Records:

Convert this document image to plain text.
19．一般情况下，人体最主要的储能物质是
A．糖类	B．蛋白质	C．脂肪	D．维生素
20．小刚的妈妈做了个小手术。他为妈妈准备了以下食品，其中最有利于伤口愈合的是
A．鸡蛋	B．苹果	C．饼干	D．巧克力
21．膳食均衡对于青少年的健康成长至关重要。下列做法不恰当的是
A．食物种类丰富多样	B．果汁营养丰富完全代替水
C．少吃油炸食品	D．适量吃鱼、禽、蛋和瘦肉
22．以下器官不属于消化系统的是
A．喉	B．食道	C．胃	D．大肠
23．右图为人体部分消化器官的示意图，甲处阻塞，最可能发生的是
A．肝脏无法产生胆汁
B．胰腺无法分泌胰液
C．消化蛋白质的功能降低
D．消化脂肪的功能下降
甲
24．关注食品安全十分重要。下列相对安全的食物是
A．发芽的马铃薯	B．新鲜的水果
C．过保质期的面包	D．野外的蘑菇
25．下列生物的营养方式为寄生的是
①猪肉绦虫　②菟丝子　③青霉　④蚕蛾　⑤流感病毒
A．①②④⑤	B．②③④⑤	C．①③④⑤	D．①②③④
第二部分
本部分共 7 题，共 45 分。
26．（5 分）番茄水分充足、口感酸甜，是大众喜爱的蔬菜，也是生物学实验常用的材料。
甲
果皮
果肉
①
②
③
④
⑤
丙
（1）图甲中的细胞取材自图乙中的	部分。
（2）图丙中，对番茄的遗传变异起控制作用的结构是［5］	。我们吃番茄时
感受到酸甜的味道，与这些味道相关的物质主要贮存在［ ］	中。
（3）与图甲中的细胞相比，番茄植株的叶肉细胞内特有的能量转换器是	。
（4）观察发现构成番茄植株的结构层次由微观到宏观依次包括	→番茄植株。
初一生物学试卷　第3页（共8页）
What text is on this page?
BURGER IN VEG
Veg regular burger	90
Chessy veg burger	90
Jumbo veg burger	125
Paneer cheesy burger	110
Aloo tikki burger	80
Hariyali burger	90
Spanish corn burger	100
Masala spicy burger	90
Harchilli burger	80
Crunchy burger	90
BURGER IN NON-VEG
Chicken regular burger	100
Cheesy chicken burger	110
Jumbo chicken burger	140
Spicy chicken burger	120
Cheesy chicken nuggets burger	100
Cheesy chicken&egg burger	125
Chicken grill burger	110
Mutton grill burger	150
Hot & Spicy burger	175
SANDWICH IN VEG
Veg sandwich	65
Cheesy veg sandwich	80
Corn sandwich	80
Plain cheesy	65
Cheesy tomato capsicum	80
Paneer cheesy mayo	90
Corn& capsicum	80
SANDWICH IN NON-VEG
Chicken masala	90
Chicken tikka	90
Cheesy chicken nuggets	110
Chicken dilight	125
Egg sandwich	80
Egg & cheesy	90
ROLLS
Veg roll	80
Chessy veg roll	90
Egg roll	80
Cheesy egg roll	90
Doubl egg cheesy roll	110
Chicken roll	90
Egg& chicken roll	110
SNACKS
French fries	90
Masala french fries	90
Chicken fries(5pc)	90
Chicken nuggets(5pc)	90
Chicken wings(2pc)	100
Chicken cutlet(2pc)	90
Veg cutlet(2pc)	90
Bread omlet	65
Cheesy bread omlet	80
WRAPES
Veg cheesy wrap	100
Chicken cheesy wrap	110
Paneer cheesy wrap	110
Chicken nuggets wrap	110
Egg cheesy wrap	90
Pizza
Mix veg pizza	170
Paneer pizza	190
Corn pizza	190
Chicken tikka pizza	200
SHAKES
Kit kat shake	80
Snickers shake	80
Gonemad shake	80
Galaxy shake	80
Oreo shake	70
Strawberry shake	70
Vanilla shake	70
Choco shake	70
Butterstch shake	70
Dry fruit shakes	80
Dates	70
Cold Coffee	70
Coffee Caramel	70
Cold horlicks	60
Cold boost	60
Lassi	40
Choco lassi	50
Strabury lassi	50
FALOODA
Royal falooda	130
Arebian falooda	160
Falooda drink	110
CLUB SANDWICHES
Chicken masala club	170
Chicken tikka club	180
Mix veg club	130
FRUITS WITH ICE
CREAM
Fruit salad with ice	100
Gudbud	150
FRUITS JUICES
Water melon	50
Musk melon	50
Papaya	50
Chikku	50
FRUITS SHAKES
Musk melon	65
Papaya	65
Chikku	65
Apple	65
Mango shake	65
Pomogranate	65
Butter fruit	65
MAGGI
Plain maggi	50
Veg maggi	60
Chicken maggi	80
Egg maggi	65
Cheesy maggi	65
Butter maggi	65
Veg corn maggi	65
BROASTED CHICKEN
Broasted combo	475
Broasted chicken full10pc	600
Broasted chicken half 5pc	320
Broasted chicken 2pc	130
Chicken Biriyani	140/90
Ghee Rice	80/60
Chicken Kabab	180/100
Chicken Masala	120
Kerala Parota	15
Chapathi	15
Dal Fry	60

What you need to do: Write out the material exactly as given.

Exercise output:
Convert this document image to plain text.
19．一般情况下，人体最主要的储能物质是
A．糖类	B．蛋白质	C．脂肪	D．维生素
20．小刚的妈妈做了个小手术。他为妈妈准备了以下食品，其中最有利于伤口愈合的是
A．鸡蛋	B．苹果	C．饼干	D．巧克力
21．膳食均衡对于青少年的健康成长至关重要。下列做法不恰当的是
A．食物种类丰富多样	B．果汁营养丰富完全代替水
C．少吃油炸食品	D．适量吃鱼、禽、蛋和瘦肉
22．以下器官不属于消化系统的是
A．喉	B．食道	C．胃	D．大肠
23．右图为人体部分消化器官的示意图，甲处阻塞，最可能发生的是
A．肝脏无法产生胆汁
B．胰腺无法分泌胰液
C．消化蛋白质的功能降低
D．消化脂肪的功能下降
甲
24．关注食品安全十分重要。下列相对安全的食物是
A．发芽的马铃薯	B．新鲜的水果
C．过保质期的面包	D．野外的蘑菇
25．下列生物的营养方式为寄生的是
①猪肉绦虫　②菟丝子　③青霉　④蚕蛾　⑤流感病毒
A．①②④⑤	B．②③④⑤	C．①③④⑤	D．①②③④
第二部分
本部分共 7 题，共 45 分。
26．（5 分）番茄水分充足、口感酸甜，是大众喜爱的蔬菜，也是生物学实验常用的材料。
甲
果皮
果肉
①
②
③
④
⑤
丙
（1）图甲中的细胞取材自图乙中的	部分。
（2）图丙中，对番茄的遗传变异起控制作用的结构是［5］	。我们吃番茄时
感受到酸甜的味道，与这些味道相关的物质主要贮存在［ ］	中。
（3）与图甲中的细胞相比，番茄植株的叶肉细胞内特有的能量转换器是	。
（4）观察发现构成番茄植株的结构层次由微观到宏观依次包括	→番茄植株。
初一生物学试卷　第3页（共8页）
What text is on this page?
BURGER IN VEG
Veg regular burger	90
Chessy veg burger	90
Jumbo veg burger	125
Paneer cheesy burger	110
Aloo tikki burger	80
Hariyali burger	90
Spanish corn burger	100
Masala spicy burger	90
Harchilli burger	80
Crunchy burger	90
BURGER IN NON-VEG
Chicken regular burger	100
Cheesy chicken burger	110
Jumbo chicken burger	140
Spicy chicken burger	120
Cheesy chicken nuggets burger	100
Cheesy chicken&egg burger	125
Chicken grill burger	110
Mutton grill burger	150
Hot & Spicy burger	175
SANDWICH IN VEG
Veg sandwich	65
Cheesy veg sandwich	80
Corn sandwich	80
Plain cheesy	65
Cheesy tomato capsicum	80
Paneer cheesy mayo	90
Corn& capsicum	80
SANDWICH IN NON-VEG
Chicken masala	90
Chicken tikka	90
Cheesy chicken nuggets	110
Chicken dilight	125
Egg sandwich	80
Egg & cheesy	90
ROLLS
Veg roll	80
Chessy veg roll	90
Egg roll	80
Cheesy egg roll	90
Doubl egg cheesy roll	110
Chicken roll	90
Egg& chicken roll	110
SNACKS
French fries	90
Masala french fries	90
Chicken fries(5pc)	90
Chicken nuggets(5pc)	90
Chicken wings(2pc)	100
Chicken cutlet(2pc)	90
Veg cutlet(2pc)	90
Bread omlet	65
Cheesy bread omlet	80
WRAPES
Veg cheesy wrap	100
Chicken cheesy wrap	110
Paneer cheesy wrap	110
Chicken nuggets wrap	110
Egg cheesy wrap	90
Pizza
Mix veg pizza	170
Paneer pizza	190
Corn pizza	190
Chicken tikka pizza	200
SHAKES
Kit kat shake	80
Snickers shake	80
Gonemad shake	80
Galaxy shake	80
Oreo shake	70
Strawberry shake	70
Vanilla shake	70
Choco shake	70
Butterstch shake	70
Dry fruit shakes	80
Dates	70
Cold Coffee	70
Coffee Caramel	70
Cold horlicks	60
Cold boost	60
Lassi	40
Choco lassi	50
Strabury lassi	50
FALOODA
Royal falooda	130
Arebian falooda	160
Falooda drink	110
CLUB SANDWICHES
Chicken masala club	170
Chicken tikka club	180
Mix veg club	130
FRUITS WITH ICE
CREAM
Fruit salad with ice	100
Gudbud	150
FRUITS JUICES
Water melon	50
Musk melon	50
Papaya	50
Chikku	50
FRUITS SHAKES
Musk melon	65
Papaya	65
Chikku	65
Apple	65
Mango shake	65
Pomogranate	65
Butter fruit	65
MAGGI
Plain maggi	50
Veg maggi	60
Chicken maggi	80
Egg maggi	65
Cheesy maggi	65
Butter maggi	65
Veg corn maggi	65
BROASTED CHICKEN
Broasted combo	475
Broasted chicken full10pc	600
Broasted chicken half 5pc	320
Broasted chicken 2pc	130
Chicken Biriyani	140/90
Ghee Rice	80/60
Chicken Kabab	180/100
Chicken Masala	120
Kerala Parota	15
Chapathi	15
Dal Fry	60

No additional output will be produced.